* Problem:
Show every line where "school" occurs.

Entries from a visual dataset:
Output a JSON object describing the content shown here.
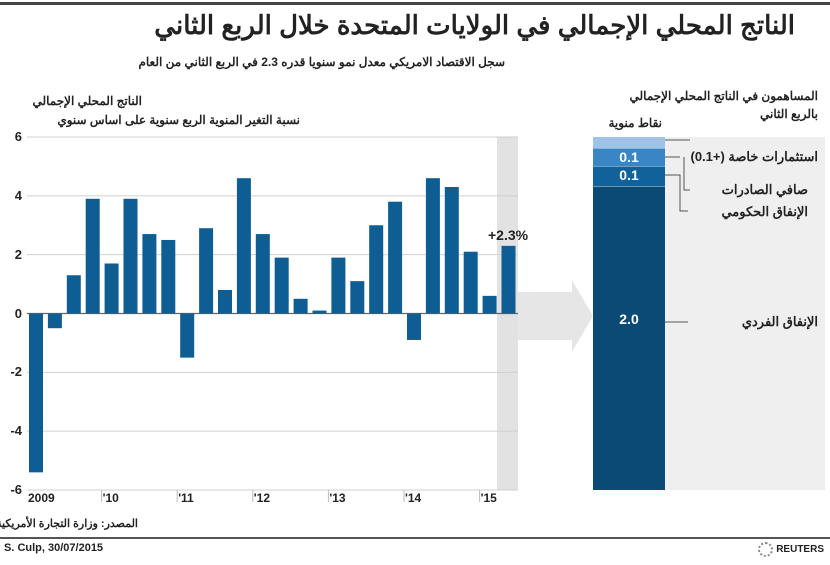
{
  "header": {
    "title": "الناتج المحلي الإجمالي في الولايات المتحدة خلال الربع الثاني",
    "subtitle": "سجل الاقتصاد الامريكي معدل نمو سنويا قدره 2.3 في الربع الثاني من العام"
  },
  "chart_data": [
    {
      "type": "bar",
      "title": "الناتج المحلي الإجمالي",
      "subtitle": "نسبة التغير المنوية الربع سنوية على اساس سنوي",
      "ylim": [
        -6,
        6
      ],
      "yticks": [
        "6",
        "4",
        "2",
        "0",
        "-2",
        "-4",
        "-6"
      ],
      "ytick_values": [
        6,
        4,
        2,
        0,
        -2,
        -4,
        -6
      ],
      "xtick_labels": [
        "2009",
        "'10",
        "'11",
        "'12",
        "'13",
        "'14",
        "'15"
      ],
      "grid": true,
      "color": "#0e5e93",
      "highlight_color": "#e2e2e2",
      "categories": [
        "2009Q1",
        "2009Q2",
        "2009Q3",
        "2009Q4",
        "2010Q1",
        "2010Q2",
        "2010Q3",
        "2010Q4",
        "2011Q1",
        "2011Q2",
        "2011Q3",
        "2011Q4",
        "2012Q1",
        "2012Q2",
        "2012Q3",
        "2012Q4",
        "2013Q1",
        "2013Q2",
        "2013Q3",
        "2013Q4",
        "2014Q1",
        "2014Q2",
        "2014Q3",
        "2014Q4",
        "2015Q1",
        "2015Q2"
      ],
      "values": [
        -5.4,
        -0.5,
        1.3,
        3.9,
        1.7,
        3.9,
        2.7,
        2.5,
        -1.5,
        2.9,
        0.8,
        4.6,
        2.7,
        1.9,
        0.5,
        0.1,
        1.9,
        1.1,
        3.0,
        3.8,
        -0.9,
        4.6,
        4.3,
        2.1,
        0.6,
        2.3
      ],
      "annotation": "+2.3%"
    },
    {
      "type": "stacked-bar",
      "title": "المساهمون في الناتج المحلي الإجمالي",
      "title_line2": "بالربع الثاني",
      "unit_label": "نقاط منوية",
      "segments": [
        {
          "name": "الإنفاق الفردي",
          "value_label": "2.0",
          "color": "#0b4a75"
        },
        {
          "name": "الإنفاق الحكومي",
          "value_label": "0.1",
          "color": "#11629a"
        },
        {
          "name": "صافي الصادرات",
          "value_label": "0.1",
          "color": "#3a86c4"
        },
        {
          "name": "استثمارات خاصة (+0.1)",
          "value_label": "",
          "color": "#9fc3e6"
        }
      ]
    }
  ],
  "footer": {
    "source": "المصدر: وزارة التجارة الأمريكية",
    "credit": "S. Culp, 30/07/2015",
    "brand": "REUTERS"
  }
}
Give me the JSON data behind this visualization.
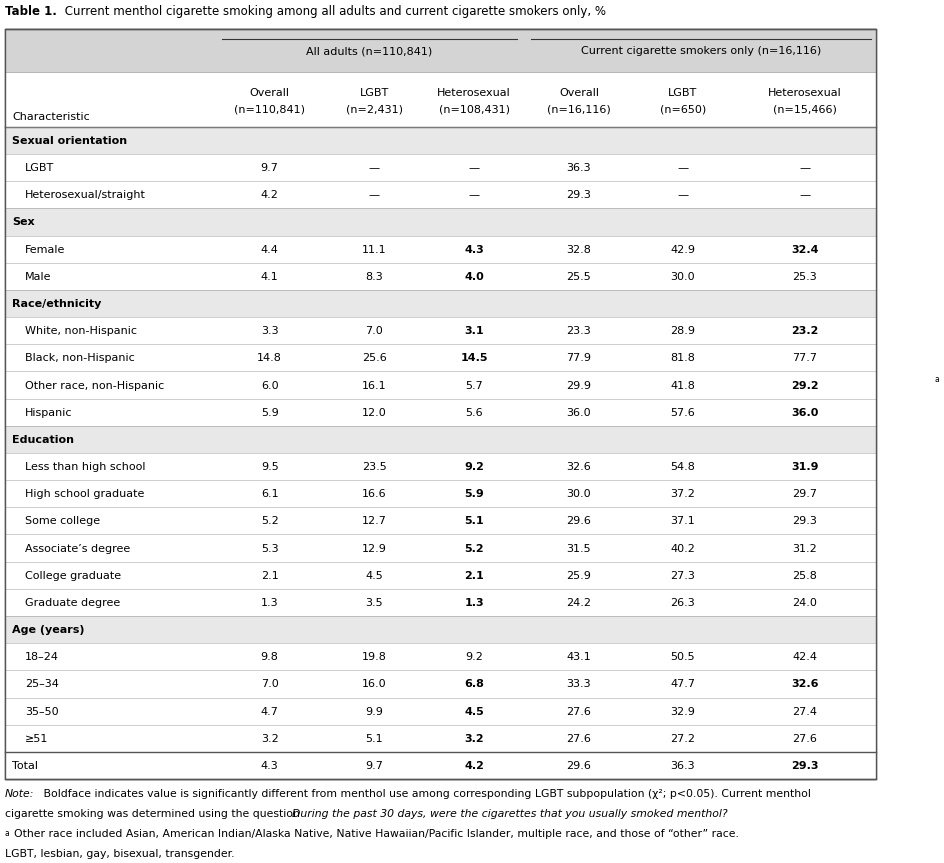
{
  "title_bold": "Table 1.",
  "title_rest": " Current menthol cigarette smoking among all adults and current cigarette smokers only, %",
  "group1_header": "All adults (n=110,841)",
  "group2_header": "Current cigarette smokers only (n=16,116)",
  "col_headers_line1": [
    "Overall",
    "LGBT",
    "Heterosexual",
    "Overall",
    "LGBT",
    "Heterosexual"
  ],
  "col_headers_line2": [
    "(n=110,841)",
    "(n=2,431)",
    "(n=108,431)",
    "(n=16,116)",
    "(n=650)",
    "(n=15,466)"
  ],
  "char_col": "Characteristic",
  "sections": [
    {
      "name": "Sexual orientation",
      "rows": [
        {
          "label": "LGBT",
          "values": [
            "9.7",
            "—",
            "—",
            "36.3",
            "—",
            "—"
          ],
          "bold": [
            false,
            false,
            false,
            false,
            false,
            false
          ]
        },
        {
          "label": "Heterosexual/straight",
          "values": [
            "4.2",
            "—",
            "—",
            "29.3",
            "—",
            "—"
          ],
          "bold": [
            false,
            false,
            false,
            false,
            false,
            false
          ]
        }
      ]
    },
    {
      "name": "Sex",
      "rows": [
        {
          "label": "Female",
          "values": [
            "4.4",
            "11.1",
            "4.3",
            "32.8",
            "42.9",
            "32.4"
          ],
          "bold": [
            false,
            false,
            true,
            false,
            false,
            true
          ]
        },
        {
          "label": "Male",
          "values": [
            "4.1",
            "8.3",
            "4.0",
            "25.5",
            "30.0",
            "25.3"
          ],
          "bold": [
            false,
            false,
            true,
            false,
            false,
            false
          ]
        }
      ]
    },
    {
      "name": "Race/ethnicity",
      "rows": [
        {
          "label": "White, non-Hispanic",
          "values": [
            "3.3",
            "7.0",
            "3.1",
            "23.3",
            "28.9",
            "23.2"
          ],
          "bold": [
            false,
            false,
            true,
            false,
            false,
            true
          ]
        },
        {
          "label": "Black, non-Hispanic",
          "values": [
            "14.8",
            "25.6",
            "14.5",
            "77.9",
            "81.8",
            "77.7"
          ],
          "bold": [
            false,
            false,
            true,
            false,
            false,
            false
          ]
        },
        {
          "label": "Other race, non-Hispanic",
          "superscript": "a",
          "values": [
            "6.0",
            "16.1",
            "5.7",
            "29.9",
            "41.8",
            "29.2"
          ],
          "bold": [
            false,
            false,
            false,
            false,
            false,
            true
          ]
        },
        {
          "label": "Hispanic",
          "values": [
            "5.9",
            "12.0",
            "5.6",
            "36.0",
            "57.6",
            "36.0"
          ],
          "bold": [
            false,
            false,
            false,
            false,
            false,
            true
          ]
        }
      ]
    },
    {
      "name": "Education",
      "rows": [
        {
          "label": "Less than high school",
          "values": [
            "9.5",
            "23.5",
            "9.2",
            "32.6",
            "54.8",
            "31.9"
          ],
          "bold": [
            false,
            false,
            true,
            false,
            false,
            true
          ]
        },
        {
          "label": "High school graduate",
          "values": [
            "6.1",
            "16.6",
            "5.9",
            "30.0",
            "37.2",
            "29.7"
          ],
          "bold": [
            false,
            false,
            true,
            false,
            false,
            false
          ]
        },
        {
          "label": "Some college",
          "values": [
            "5.2",
            "12.7",
            "5.1",
            "29.6",
            "37.1",
            "29.3"
          ],
          "bold": [
            false,
            false,
            true,
            false,
            false,
            false
          ]
        },
        {
          "label": "Associate’s degree",
          "values": [
            "5.3",
            "12.9",
            "5.2",
            "31.5",
            "40.2",
            "31.2"
          ],
          "bold": [
            false,
            false,
            true,
            false,
            false,
            false
          ]
        },
        {
          "label": "College graduate",
          "values": [
            "2.1",
            "4.5",
            "2.1",
            "25.9",
            "27.3",
            "25.8"
          ],
          "bold": [
            false,
            false,
            true,
            false,
            false,
            false
          ]
        },
        {
          "label": "Graduate degree",
          "values": [
            "1.3",
            "3.5",
            "1.3",
            "24.2",
            "26.3",
            "24.0"
          ],
          "bold": [
            false,
            false,
            true,
            false,
            false,
            false
          ]
        }
      ]
    },
    {
      "name": "Age (years)",
      "rows": [
        {
          "label": "18–24",
          "values": [
            "9.8",
            "19.8",
            "9.2",
            "43.1",
            "50.5",
            "42.4"
          ],
          "bold": [
            false,
            false,
            false,
            false,
            false,
            false
          ]
        },
        {
          "label": "25–34",
          "values": [
            "7.0",
            "16.0",
            "6.8",
            "33.3",
            "47.7",
            "32.6"
          ],
          "bold": [
            false,
            false,
            true,
            false,
            false,
            true
          ]
        },
        {
          "label": "35–50",
          "values": [
            "4.7",
            "9.9",
            "4.5",
            "27.6",
            "32.9",
            "27.4"
          ],
          "bold": [
            false,
            false,
            true,
            false,
            false,
            false
          ]
        },
        {
          "label": "≥51",
          "values": [
            "3.2",
            "5.1",
            "3.2",
            "27.6",
            "27.2",
            "27.6"
          ],
          "bold": [
            false,
            false,
            true,
            false,
            false,
            false
          ]
        }
      ]
    }
  ],
  "total_row": {
    "label": "Total",
    "values": [
      "4.3",
      "9.7",
      "4.2",
      "29.6",
      "36.3",
      "29.3"
    ],
    "bold": [
      false,
      false,
      true,
      false,
      false,
      true
    ]
  },
  "bg_color_header": "#d4d4d4",
  "bg_color_section": "#e8e8e8",
  "bg_color_white": "#ffffff",
  "border_color": "#555555",
  "text_color": "#000000",
  "font_size": 8.5,
  "small_font_size": 8.0,
  "note_font_size": 7.8
}
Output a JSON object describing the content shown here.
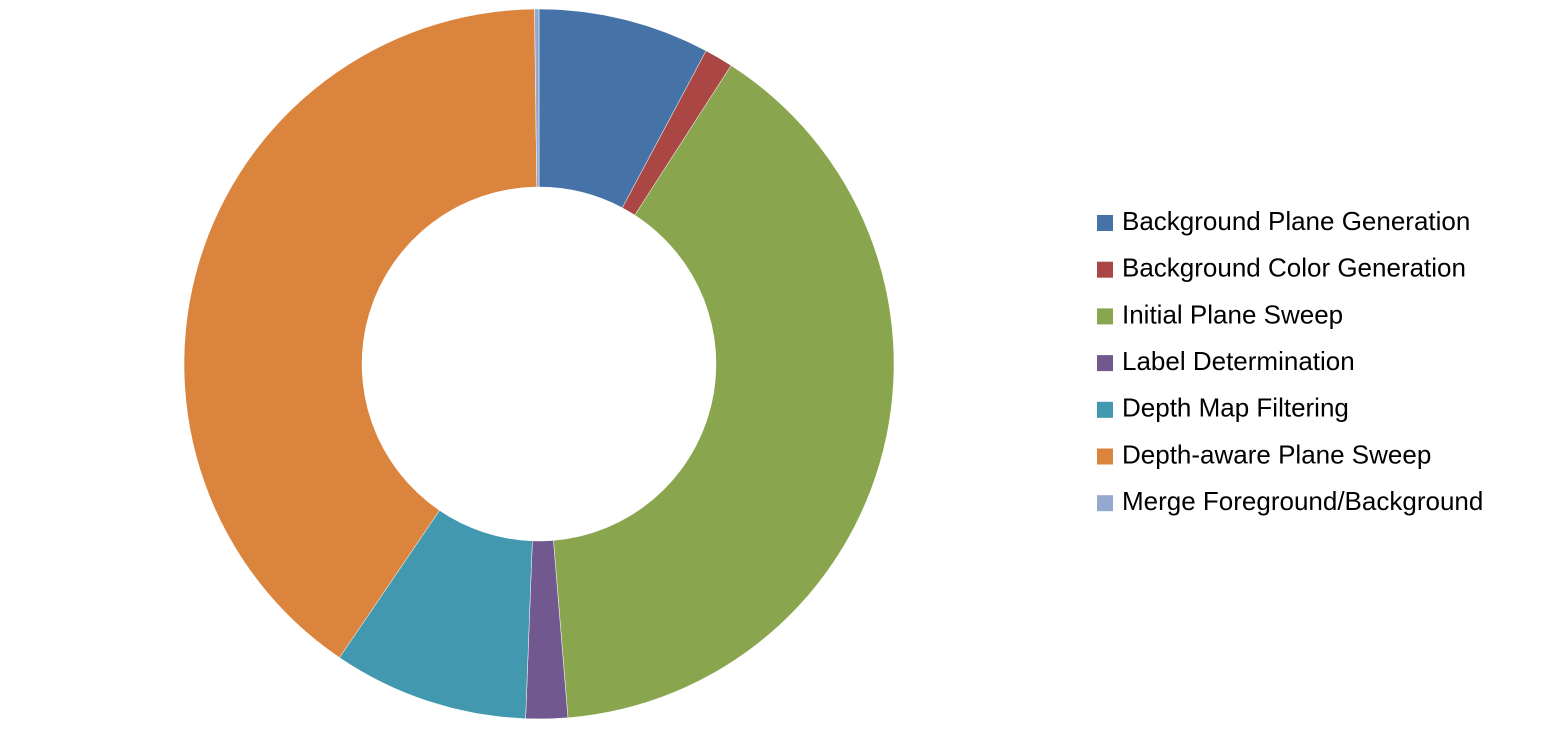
{
  "chart_data": {
    "type": "donut",
    "categories": [
      "Background Plane Generation",
      "Background Color Generation",
      "Initial Plane Sweep",
      "Label Determination",
      "Depth Map Filtering",
      "Depth-aware Plane Sweep",
      "Merge Foreground/Background"
    ],
    "values": [
      7.8,
      1.3,
      39.6,
      1.9,
      8.9,
      40.3,
      0.2
    ],
    "colors": [
      "#4572a7",
      "#aa4643",
      "#89a54e",
      "#71588f",
      "#4198af",
      "#db843d",
      "#93a9cf"
    ],
    "legend": "right"
  }
}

* Solution for this problem:
          "label": "Less than high school",
          "label": "High school graduate",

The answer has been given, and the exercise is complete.